Stored records:
· · · · ·
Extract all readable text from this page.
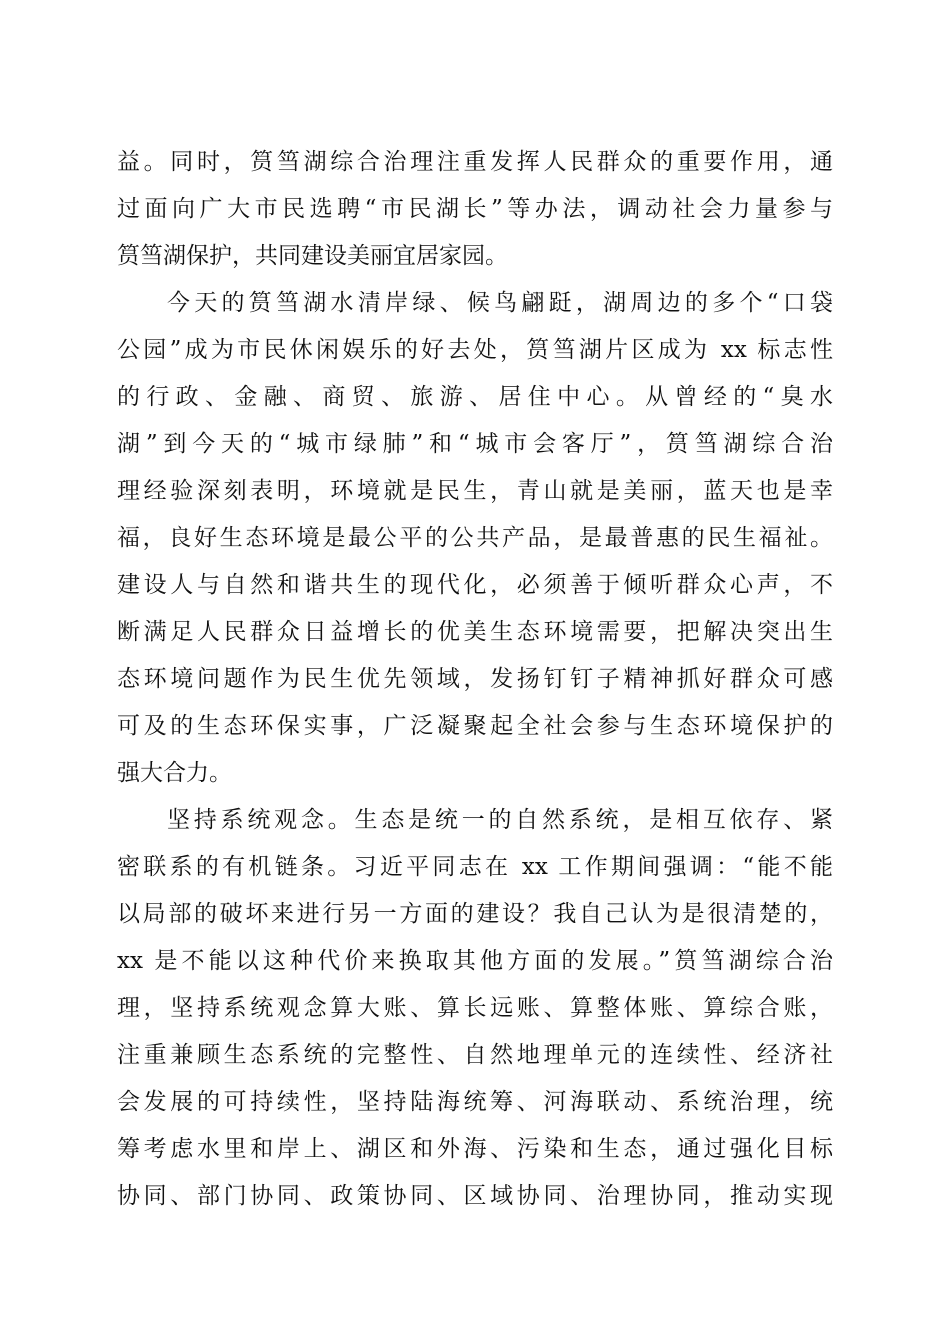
益。同时，筼筜湖综合治理注重发挥人民群众的重要作用，通
过面向广大市民选聘“市民湖长”等办法，调动社会力量参与
筼筜湖保护，共同建设美丽宜居家园。
今天的筼筜湖水清岸绿、候鸟翩跹，湖周边的多个“口袋
公园”成为市民休闲娱乐的好去处，筼筜湖片区成为 xx 标志性
的行政、金融、商贸、旅游、居住中心。从曾经的“臭水
湖”到今天的“城市绿肺”和“城市会客厅”，筼筜湖综合治
理经验深刻表明，环境就是民生，青山就是美丽，蓝天也是幸
福，良好生态环境是最公平的公共产品，是最普惠的民生福祉。
建设人与自然和谐共生的现代化，必须善于倾听群众心声，不
断满足人民群众日益增长的优美生态环境需要，把解决突出生
态环境问题作为民生优先领域，发扬钉钉子精神抓好群众可感
可及的生态环保实事，广泛凝聚起全社会参与生态环境保护的
强大合力。
坚持系统观念。生态是统一的自然系统，是相互依存、紧
密联系的有机链条。习近平同志在 xx 工作期间强调：“能不能
以局部的破坏来进行另一方面的建设？我自己认为是很清楚的，
xx 是不能以这种代价来换取其他方面的发展。”筼筜湖综合治
理，坚持系统观念算大账、算长远账、算整体账、算综合账，
注重兼顾生态系统的完整性、自然地理单元的连续性、经济社
会发展的可持续性，坚持陆海统筹、河海联动、系统治理，统
筹考虑水里和岸上、湖区和外海、污染和生态，通过强化目标
协同、部门协同、政策协同、区域协同、治理协同，推动实现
· · · · ·
__EXERCISE REQUIREMENTS__
Reproduce the data above in full, exactly as it is, with the pictures left out.

__RESULT OF THE EXERCISE__
Extract all readable text from this page.
益。同时，筼筜湖综合治理注重发挥人民群众的重要作用，通
过面向广大市民选聘“市民湖长”等办法，调动社会力量参与
筼筜湖保护，共同建设美丽宜居家园。
今天的筼筜湖水清岸绿、候鸟翩跹，湖周边的多个“口袋
公园”成为市民休闲娱乐的好去处，筼筜湖片区成为 xx 标志性
的行政、金融、商贸、旅游、居住中心。从曾经的“臭水
湖”到今天的“城市绿肺”和“城市会客厅”，筼筜湖综合治
理经验深刻表明，环境就是民生，青山就是美丽，蓝天也是幸
福，良好生态环境是最公平的公共产品，是最普惠的民生福祉。
建设人与自然和谐共生的现代化，必须善于倾听群众心声，不
断满足人民群众日益增长的优美生态环境需要，把解决突出生
态环境问题作为民生优先领域，发扬钉钉子精神抓好群众可感
可及的生态环保实事，广泛凝聚起全社会参与生态环境保护的
强大合力。
坚持系统观念。生态是统一的自然系统，是相互依存、紧
密联系的有机链条。习近平同志在 xx 工作期间强调：“能不能
以局部的破坏来进行另一方面的建设？我自己认为是很清楚的，
xx 是不能以这种代价来换取其他方面的发展。”筼筜湖综合治
理，坚持系统观念算大账、算长远账、算整体账、算综合账，
注重兼顾生态系统的完整性、自然地理单元的连续性、经济社
会发展的可持续性，坚持陆海统筹、河海联动、系统治理，统
筹考虑水里和岸上、湖区和外海、污染和生态，通过强化目标
协同、部门协同、政策协同、区域协同、治理协同，推动实现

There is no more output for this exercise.